## Short exercise
Show every line where "into" occurs.

## Material supplied

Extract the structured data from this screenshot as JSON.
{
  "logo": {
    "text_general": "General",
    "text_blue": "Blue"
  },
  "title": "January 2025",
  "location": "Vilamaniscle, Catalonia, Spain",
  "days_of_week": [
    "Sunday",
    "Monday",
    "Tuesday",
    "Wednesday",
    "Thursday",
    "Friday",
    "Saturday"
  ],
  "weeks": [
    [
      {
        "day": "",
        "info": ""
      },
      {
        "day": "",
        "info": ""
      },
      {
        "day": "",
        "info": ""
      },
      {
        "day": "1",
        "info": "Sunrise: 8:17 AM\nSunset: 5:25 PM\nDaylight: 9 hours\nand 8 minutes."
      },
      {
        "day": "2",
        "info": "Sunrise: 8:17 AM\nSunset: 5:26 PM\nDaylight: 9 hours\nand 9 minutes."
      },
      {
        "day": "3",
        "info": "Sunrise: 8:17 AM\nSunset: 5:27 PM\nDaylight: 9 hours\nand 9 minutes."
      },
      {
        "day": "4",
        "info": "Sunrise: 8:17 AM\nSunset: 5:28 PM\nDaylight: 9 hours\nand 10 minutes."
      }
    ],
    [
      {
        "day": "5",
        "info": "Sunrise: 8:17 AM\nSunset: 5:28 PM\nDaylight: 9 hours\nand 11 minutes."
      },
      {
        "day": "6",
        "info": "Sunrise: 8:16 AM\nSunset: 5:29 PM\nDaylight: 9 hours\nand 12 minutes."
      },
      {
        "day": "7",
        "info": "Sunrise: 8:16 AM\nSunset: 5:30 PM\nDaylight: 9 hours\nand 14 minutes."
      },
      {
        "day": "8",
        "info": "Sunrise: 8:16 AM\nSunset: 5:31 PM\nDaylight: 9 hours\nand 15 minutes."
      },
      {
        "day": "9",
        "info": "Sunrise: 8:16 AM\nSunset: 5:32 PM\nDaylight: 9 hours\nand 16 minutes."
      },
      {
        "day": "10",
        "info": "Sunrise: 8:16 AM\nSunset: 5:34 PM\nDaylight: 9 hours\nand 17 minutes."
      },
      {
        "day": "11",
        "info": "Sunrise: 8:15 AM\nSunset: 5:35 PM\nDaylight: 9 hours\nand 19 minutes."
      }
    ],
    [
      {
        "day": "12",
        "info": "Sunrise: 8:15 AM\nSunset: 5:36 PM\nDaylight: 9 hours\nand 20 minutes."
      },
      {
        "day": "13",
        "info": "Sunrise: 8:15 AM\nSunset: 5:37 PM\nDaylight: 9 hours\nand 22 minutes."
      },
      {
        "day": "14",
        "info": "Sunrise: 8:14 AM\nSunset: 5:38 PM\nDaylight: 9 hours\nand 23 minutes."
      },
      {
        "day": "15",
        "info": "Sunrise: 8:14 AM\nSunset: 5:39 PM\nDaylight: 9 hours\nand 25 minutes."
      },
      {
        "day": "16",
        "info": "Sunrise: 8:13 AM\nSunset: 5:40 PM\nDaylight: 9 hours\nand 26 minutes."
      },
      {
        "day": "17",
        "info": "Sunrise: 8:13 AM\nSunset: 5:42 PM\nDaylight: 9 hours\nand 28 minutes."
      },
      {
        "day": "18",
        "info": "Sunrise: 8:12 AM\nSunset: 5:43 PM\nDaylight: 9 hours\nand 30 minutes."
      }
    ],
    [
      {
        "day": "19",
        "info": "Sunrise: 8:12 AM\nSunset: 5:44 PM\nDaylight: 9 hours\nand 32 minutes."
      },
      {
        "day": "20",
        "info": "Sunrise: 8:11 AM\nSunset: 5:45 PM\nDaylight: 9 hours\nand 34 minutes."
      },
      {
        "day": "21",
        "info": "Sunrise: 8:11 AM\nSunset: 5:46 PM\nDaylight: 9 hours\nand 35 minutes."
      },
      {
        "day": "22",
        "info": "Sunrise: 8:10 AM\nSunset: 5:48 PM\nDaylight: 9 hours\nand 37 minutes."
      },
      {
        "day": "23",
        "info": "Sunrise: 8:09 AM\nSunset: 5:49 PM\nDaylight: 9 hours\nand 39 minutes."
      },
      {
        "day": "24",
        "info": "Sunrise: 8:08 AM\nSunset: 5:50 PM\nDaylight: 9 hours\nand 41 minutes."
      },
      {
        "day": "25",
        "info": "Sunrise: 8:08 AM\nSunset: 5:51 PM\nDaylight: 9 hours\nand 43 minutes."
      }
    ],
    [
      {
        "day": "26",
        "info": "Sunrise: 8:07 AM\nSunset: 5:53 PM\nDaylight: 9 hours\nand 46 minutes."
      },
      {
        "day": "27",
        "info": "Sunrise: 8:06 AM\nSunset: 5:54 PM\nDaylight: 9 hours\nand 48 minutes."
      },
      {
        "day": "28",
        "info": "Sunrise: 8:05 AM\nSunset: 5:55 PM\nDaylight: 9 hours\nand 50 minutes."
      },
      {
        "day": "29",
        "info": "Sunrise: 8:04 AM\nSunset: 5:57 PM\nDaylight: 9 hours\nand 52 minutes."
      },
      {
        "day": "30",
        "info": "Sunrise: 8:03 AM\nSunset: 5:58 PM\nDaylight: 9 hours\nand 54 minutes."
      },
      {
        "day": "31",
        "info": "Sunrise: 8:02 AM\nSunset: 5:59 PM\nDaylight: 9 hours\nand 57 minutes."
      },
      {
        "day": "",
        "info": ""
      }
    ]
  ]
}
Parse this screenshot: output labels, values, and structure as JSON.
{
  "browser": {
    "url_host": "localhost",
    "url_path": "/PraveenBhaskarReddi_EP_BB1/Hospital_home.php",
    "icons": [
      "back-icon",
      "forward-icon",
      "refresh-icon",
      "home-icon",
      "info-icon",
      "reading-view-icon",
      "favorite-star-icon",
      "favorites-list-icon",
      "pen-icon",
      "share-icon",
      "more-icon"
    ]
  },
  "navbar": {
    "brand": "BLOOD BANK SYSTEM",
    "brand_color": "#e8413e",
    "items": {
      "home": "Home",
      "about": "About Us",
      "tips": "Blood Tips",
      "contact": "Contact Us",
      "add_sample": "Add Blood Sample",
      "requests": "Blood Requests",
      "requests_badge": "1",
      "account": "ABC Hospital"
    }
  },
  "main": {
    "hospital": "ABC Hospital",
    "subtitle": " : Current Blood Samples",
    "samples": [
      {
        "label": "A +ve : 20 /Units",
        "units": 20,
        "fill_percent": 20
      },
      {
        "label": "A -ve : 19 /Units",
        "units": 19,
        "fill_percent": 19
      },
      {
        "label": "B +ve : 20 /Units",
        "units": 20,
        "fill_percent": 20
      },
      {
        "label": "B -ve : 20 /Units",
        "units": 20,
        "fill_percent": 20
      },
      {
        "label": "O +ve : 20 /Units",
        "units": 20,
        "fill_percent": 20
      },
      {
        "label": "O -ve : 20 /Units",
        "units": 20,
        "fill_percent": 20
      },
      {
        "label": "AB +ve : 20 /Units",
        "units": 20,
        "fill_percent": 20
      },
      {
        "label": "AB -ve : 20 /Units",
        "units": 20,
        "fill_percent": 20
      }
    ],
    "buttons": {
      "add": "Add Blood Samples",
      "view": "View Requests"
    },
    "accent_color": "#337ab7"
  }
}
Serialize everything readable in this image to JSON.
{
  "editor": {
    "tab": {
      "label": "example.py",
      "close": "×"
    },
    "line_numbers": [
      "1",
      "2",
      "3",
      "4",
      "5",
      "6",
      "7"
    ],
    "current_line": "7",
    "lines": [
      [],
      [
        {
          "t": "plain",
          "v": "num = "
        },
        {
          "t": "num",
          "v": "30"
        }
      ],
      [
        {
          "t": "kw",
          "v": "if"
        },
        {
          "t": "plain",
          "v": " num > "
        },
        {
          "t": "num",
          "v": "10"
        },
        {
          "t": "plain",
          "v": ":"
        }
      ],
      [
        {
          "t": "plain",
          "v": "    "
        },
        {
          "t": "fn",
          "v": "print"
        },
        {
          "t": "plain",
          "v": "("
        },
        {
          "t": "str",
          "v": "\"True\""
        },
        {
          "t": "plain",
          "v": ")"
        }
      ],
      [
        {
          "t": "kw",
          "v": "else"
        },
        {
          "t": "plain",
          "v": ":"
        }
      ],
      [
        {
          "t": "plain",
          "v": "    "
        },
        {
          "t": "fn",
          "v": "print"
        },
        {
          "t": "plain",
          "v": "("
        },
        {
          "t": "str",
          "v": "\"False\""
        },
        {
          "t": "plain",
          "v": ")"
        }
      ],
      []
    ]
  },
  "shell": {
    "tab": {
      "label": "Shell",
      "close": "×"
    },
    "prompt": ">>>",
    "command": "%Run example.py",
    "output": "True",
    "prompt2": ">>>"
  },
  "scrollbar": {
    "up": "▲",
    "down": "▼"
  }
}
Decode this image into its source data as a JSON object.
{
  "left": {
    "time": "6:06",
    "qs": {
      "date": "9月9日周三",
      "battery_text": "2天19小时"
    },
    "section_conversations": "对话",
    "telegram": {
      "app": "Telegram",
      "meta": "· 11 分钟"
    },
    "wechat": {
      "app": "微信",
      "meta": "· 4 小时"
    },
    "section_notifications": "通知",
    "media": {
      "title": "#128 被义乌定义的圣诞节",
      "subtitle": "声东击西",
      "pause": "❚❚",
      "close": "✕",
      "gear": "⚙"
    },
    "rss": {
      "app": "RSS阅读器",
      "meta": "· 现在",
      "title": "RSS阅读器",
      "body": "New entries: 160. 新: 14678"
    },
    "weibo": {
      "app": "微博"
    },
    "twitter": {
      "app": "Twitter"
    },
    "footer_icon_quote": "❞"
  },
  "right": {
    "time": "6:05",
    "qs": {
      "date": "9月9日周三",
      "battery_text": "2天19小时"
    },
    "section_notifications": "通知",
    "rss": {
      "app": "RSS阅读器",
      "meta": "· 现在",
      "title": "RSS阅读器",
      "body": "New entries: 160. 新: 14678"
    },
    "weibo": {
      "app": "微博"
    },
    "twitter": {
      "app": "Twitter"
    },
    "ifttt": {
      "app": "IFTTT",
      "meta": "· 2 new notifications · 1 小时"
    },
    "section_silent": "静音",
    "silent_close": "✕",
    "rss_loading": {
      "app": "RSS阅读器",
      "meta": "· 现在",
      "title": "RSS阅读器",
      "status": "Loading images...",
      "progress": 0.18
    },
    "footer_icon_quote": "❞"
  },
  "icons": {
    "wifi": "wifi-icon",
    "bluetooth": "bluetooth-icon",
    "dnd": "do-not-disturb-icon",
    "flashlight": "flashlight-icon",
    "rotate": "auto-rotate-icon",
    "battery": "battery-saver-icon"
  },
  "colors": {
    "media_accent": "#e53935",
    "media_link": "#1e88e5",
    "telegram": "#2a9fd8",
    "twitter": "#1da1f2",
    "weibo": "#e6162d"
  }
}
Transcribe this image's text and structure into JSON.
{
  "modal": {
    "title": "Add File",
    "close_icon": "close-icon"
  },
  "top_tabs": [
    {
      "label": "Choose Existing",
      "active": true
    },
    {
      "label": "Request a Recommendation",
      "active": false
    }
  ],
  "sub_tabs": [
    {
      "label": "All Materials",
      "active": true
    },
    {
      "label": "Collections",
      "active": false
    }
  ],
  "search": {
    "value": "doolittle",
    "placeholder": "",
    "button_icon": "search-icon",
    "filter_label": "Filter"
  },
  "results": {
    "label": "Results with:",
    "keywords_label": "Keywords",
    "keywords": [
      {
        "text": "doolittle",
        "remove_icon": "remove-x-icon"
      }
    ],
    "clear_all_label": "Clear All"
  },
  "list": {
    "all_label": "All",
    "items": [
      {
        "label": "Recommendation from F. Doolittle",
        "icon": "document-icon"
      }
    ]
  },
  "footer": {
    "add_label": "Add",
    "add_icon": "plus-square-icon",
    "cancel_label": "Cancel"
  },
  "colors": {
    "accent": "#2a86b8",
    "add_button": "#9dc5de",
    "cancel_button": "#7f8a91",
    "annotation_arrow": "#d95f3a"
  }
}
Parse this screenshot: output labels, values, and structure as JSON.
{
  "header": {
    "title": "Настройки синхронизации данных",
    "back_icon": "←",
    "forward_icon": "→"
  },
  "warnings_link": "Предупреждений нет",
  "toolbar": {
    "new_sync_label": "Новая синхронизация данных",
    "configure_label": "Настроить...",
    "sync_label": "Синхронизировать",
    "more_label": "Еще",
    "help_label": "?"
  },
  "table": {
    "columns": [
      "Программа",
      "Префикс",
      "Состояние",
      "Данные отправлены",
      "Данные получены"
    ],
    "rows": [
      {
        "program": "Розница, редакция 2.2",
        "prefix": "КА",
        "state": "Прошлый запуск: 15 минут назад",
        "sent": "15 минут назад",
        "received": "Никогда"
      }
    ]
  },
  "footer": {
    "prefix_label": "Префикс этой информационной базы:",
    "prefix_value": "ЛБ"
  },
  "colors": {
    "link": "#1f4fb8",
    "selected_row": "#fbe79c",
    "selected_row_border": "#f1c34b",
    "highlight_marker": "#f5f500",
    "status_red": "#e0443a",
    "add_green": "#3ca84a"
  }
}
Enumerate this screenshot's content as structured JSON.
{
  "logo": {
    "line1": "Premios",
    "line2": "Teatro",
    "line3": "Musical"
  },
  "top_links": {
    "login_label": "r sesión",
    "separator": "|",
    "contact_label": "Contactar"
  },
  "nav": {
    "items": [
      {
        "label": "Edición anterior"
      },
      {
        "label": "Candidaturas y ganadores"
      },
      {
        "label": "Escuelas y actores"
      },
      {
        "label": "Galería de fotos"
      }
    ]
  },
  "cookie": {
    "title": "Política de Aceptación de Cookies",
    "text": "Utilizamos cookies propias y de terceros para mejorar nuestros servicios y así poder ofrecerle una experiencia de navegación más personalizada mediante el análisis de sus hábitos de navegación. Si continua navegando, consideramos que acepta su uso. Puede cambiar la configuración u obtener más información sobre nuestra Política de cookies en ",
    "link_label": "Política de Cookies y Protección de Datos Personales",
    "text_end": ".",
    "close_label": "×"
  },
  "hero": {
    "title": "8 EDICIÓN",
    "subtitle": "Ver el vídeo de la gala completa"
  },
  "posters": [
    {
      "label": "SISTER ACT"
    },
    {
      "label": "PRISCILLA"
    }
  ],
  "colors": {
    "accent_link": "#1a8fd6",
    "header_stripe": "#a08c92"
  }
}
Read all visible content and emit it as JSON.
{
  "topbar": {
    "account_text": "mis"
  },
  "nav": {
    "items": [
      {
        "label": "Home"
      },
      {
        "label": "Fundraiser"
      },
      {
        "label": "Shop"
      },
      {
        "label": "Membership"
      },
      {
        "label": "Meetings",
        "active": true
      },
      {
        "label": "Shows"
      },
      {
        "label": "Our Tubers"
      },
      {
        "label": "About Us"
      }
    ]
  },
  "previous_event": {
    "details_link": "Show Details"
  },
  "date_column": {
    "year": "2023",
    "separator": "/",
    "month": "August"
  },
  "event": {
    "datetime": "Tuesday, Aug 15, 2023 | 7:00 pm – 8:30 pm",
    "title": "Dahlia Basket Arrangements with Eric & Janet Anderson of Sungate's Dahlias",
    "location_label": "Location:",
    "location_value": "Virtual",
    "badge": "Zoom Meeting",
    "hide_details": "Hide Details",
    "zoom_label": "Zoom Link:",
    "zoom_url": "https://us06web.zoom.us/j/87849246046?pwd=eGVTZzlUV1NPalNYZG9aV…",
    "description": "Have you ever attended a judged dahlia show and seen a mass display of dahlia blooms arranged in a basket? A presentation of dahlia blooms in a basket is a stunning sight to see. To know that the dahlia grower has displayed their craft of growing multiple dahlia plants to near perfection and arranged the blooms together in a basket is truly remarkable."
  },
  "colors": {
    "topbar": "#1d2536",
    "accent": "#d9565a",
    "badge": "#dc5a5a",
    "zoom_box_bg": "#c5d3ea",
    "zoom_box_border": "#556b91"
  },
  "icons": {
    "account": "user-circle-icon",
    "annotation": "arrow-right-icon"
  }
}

## Task output
Decode this image into its source data as a JSON object.
Transcribe this image's text and structure into JSON.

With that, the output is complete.